[GIVEN EXERCISE]: What follows is a set of records, each of which is to be written out exactly.

[Items from a dataset]:

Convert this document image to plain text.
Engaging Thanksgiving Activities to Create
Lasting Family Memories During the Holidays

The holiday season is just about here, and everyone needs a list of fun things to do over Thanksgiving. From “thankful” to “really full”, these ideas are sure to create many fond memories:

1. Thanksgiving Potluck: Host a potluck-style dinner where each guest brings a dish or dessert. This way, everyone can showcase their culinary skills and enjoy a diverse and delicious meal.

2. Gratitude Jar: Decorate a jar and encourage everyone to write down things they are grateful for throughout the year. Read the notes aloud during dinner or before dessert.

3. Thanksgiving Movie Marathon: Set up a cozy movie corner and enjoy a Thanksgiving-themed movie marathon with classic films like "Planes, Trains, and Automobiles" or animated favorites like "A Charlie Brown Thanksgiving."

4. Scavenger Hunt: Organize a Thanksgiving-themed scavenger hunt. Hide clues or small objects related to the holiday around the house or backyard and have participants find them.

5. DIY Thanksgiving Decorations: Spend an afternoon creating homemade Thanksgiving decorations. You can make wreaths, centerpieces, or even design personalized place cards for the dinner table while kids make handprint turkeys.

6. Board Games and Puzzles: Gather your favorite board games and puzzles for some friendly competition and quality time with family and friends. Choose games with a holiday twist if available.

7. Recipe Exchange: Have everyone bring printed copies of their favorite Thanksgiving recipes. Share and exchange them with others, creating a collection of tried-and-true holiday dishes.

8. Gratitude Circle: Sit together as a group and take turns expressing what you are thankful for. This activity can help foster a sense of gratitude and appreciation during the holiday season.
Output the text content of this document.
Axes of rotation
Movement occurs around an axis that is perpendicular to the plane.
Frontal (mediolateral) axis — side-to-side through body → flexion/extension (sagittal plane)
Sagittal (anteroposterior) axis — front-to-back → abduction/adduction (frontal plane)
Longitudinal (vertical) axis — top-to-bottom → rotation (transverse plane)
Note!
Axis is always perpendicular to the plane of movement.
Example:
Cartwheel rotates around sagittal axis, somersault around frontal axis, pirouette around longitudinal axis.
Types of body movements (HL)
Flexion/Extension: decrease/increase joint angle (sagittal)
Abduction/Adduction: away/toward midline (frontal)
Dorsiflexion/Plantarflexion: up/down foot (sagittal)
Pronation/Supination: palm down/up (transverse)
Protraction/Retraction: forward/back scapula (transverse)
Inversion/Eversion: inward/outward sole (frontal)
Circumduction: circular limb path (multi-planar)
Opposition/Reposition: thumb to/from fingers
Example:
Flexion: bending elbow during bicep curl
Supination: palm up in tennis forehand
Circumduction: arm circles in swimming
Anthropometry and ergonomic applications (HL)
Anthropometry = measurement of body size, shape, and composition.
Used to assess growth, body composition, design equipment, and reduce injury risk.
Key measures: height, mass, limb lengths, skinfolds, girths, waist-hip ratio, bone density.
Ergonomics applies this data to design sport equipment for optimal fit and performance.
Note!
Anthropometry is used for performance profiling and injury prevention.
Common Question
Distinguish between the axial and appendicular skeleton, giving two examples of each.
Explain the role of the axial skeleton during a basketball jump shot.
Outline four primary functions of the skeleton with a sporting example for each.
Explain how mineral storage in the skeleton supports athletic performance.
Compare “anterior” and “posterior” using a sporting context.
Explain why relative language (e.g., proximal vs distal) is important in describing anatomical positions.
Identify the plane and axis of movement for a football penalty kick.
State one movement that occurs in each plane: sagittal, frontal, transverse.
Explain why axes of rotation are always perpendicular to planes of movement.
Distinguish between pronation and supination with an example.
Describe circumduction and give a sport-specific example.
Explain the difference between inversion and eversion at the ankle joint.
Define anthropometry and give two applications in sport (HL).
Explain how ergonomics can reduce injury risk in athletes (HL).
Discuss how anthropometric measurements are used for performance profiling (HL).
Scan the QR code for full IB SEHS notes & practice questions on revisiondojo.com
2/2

[WRITTEN ANSWER]:
Convert this document image to plain text.
Engaging Thanksgiving Activities to Create
Lasting Family Memories During the Holidays

The holiday season is just about here, and everyone needs a list of fun things to do over Thanksgiving. From “thankful” to “really full”, these ideas are sure to create many fond memories:

1. Thanksgiving Potluck: Host a potluck-style dinner where each guest brings a dish or dessert. This way, everyone can showcase their culinary skills and enjoy a diverse and delicious meal.

2. Gratitude Jar: Decorate a jar and encourage everyone to write down things they are grateful for throughout the year. Read the notes aloud during dinner or before dessert.

3. Thanksgiving Movie Marathon: Set up a cozy movie corner and enjoy a Thanksgiving-themed movie marathon with classic films like "Planes, Trains, and Automobiles" or animated favorites like "A Charlie Brown Thanksgiving."

4. Scavenger Hunt: Organize a Thanksgiving-themed scavenger hunt. Hide clues or small objects related to the holiday around the house or backyard and have participants find them.

5. DIY Thanksgiving Decorations: Spend an afternoon creating homemade Thanksgiving decorations. You can make wreaths, centerpieces, or even design personalized place cards for the dinner table while kids make handprint turkeys.

6. Board Games and Puzzles: Gather your favorite board games and puzzles for some friendly competition and quality time with family and friends. Choose games with a holiday twist if available.

7. Recipe Exchange: Have everyone bring printed copies of their favorite Thanksgiving recipes. Share and exchange them with others, creating a collection of tried-and-true holiday dishes.

8. Gratitude Circle: Sit together as a group and take turns expressing what you are thankful for. This activity can help foster a sense of gratitude and appreciation during the holiday season.
Output the text content of this document.
Axes of rotation
Movement occurs around an axis that is perpendicular to the plane.
Frontal (mediolateral) axis — side-to-side through body → flexion/extension (sagittal plane)
Sagittal (anteroposterior) axis — front-to-back → abduction/adduction (frontal plane)
Longitudinal (vertical) axis — top-to-bottom → rotation (transverse plane)
Note!
Axis is always perpendicular to the plane of movement.
Example:
Cartwheel rotates around sagittal axis, somersault around frontal axis, pirouette around longitudinal axis.
Types of body movements (HL)
Flexion/Extension: decrease/increase joint angle (sagittal)
Abduction/Adduction: away/toward midline (frontal)
Dorsiflexion/Plantarflexion: up/down foot (sagittal)
Pronation/Supination: palm down/up (transverse)
Protraction/Retraction: forward/back scapula (transverse)
Inversion/Eversion: inward/outward sole (frontal)
Circumduction: circular limb path (multi-planar)
Opposition/Reposition: thumb to/from fingers
Example:
Flexion: bending elbow during bicep curl
Supination: palm up in tennis forehand
Circumduction: arm circles in swimming
Anthropometry and ergonomic applications (HL)
Anthropometry = measurement of body size, shape, and composition.
Used to assess growth, body composition, design equipment, and reduce injury risk.
Key measures: height, mass, limb lengths, skinfolds, girths, waist-hip ratio, bone density.
Ergonomics applies this data to design sport equipment for optimal fit and performance.
Note!
Anthropometry is used for performance profiling and injury prevention.
Common Question
Distinguish between the axial and appendicular skeleton, giving two examples of each.
Explain the role of the axial skeleton during a basketball jump shot.
Outline four primary functions of the skeleton with a sporting example for each.
Explain how mineral storage in the skeleton supports athletic performance.
Compare “anterior” and “posterior” using a sporting context.
Explain why relative language (e.g., proximal vs distal) is important in describing anatomical positions.
Identify the plane and axis of movement for a football penalty kick.
State one movement that occurs in each plane: sagittal, frontal, transverse.
Explain why axes of rotation are always perpendicular to planes of movement.
Distinguish between pronation and supination with an example.
Describe circumduction and give a sport-specific example.
Explain the difference between inversion and eversion at the ankle joint.
Define anthropometry and give two applications in sport (HL).
Explain how ergonomics can reduce injury risk in athletes (HL).
Discuss how anthropometric measurements are used for performance profiling (HL).
Scan the QR code for full IB SEHS notes & practice questions on revisiondojo.com
2/2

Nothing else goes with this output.